▶ **Aim of the exercise**:
Go through the listing and pick out each line with the word "oaktreeschools" in it.

[Dataset items]
========================

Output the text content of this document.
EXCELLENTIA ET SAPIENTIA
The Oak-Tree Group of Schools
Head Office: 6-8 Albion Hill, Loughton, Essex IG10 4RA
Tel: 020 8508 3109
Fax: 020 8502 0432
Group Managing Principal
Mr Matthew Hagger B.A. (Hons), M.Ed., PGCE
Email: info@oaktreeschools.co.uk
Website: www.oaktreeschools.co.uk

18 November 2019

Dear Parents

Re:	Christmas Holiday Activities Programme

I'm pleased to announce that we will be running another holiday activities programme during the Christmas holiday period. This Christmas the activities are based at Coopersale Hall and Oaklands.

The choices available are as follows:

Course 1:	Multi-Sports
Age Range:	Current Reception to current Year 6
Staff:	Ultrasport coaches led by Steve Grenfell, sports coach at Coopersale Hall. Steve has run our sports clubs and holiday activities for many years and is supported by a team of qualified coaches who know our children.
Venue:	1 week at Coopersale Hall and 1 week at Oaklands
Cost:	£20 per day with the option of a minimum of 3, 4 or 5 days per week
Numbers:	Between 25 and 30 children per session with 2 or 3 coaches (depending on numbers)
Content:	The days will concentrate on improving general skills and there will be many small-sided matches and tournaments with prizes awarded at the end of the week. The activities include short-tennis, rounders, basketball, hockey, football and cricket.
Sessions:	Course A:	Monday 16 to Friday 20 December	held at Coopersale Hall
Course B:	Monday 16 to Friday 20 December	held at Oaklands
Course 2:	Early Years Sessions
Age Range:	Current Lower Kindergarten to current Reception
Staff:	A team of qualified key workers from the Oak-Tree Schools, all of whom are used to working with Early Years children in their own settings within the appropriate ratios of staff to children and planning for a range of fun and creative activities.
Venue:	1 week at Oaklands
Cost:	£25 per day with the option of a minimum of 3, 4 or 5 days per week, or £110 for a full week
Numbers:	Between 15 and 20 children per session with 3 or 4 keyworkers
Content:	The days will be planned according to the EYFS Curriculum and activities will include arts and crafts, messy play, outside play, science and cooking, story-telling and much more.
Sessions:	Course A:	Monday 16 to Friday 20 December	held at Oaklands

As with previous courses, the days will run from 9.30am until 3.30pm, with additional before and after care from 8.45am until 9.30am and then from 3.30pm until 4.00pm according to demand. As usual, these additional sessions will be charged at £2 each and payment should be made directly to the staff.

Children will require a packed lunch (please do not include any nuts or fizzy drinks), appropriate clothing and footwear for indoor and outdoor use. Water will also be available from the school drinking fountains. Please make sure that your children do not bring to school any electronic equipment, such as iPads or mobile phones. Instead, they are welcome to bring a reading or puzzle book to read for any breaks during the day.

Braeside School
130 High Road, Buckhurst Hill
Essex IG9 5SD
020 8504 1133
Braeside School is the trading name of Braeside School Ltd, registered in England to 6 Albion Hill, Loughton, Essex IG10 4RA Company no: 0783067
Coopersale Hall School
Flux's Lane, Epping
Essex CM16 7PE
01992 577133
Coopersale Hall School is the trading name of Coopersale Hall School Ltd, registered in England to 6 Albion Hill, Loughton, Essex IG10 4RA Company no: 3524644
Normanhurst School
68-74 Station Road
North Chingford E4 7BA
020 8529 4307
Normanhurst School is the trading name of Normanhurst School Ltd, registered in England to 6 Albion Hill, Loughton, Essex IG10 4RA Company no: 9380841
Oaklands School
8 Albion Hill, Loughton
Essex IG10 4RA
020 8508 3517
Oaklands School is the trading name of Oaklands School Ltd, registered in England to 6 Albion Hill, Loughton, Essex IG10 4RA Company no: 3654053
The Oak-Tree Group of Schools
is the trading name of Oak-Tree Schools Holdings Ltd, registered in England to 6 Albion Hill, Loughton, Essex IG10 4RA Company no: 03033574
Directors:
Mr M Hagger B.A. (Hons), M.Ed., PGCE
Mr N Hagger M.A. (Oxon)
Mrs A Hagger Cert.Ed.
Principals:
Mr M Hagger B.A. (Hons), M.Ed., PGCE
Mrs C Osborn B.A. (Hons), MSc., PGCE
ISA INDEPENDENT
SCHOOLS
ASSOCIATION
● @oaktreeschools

========================

▶ **Exercise response**:
Email: info@oaktreeschools.co.uk
Website: www.oaktreeschools.co.uk
● @oaktreeschools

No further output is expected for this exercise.